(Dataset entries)
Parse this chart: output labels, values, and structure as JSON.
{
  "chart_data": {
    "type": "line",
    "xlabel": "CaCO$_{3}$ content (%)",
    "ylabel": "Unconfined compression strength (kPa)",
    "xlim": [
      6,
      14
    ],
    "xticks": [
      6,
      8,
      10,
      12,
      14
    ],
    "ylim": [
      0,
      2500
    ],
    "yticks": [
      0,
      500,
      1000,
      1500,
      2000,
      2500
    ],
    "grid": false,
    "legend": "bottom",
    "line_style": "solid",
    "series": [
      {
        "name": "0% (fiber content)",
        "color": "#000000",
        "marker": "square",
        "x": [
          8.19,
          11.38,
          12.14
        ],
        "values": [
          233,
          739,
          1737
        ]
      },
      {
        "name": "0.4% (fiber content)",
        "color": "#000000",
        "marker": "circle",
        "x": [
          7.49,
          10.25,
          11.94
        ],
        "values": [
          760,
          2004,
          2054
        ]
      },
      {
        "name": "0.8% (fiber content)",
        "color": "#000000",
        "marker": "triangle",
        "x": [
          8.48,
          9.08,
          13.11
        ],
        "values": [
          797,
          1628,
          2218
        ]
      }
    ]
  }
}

— Exercise directions —
Write out all the records above again, exactly as they stand.

— Exercise answer —
Parse this chart: output labels, values, and structure as JSON.
{
  "chart_data": {
    "type": "line",
    "xlabel": "CaCO$_{3}$ content (%)",
    "ylabel": "Unconfined compression strength (kPa)",
    "xlim": [
      6,
      14
    ],
    "xticks": [
      6,
      8,
      10,
      12,
      14
    ],
    "ylim": [
      0,
      2500
    ],
    "yticks": [
      0,
      500,
      1000,
      1500,
      2000,
      2500
    ],
    "grid": false,
    "legend": "bottom",
    "line_style": "solid",
    "series": [
      {
        "name": "0% (fiber content)",
        "color": "#000000",
        "marker": "square",
        "x": [
          8.19,
          11.38,
          12.14
        ],
        "values": [
          233,
          739,
          1737
        ]
      },
      {
        "name": "0.4% (fiber content)",
        "color": "#000000",
        "marker": "circle",
        "x": [
          7.49,
          10.25,
          11.94
        ],
        "values": [
          760,
          2004,
          2054
        ]
      },
      {
        "name": "0.8% (fiber content)",
        "color": "#000000",
        "marker": "triangle",
        "x": [
          8.48,
          9.08,
          13.11
        ],
        "values": [
          797,
          1628,
          2218
        ]
      }
    ]
  }
}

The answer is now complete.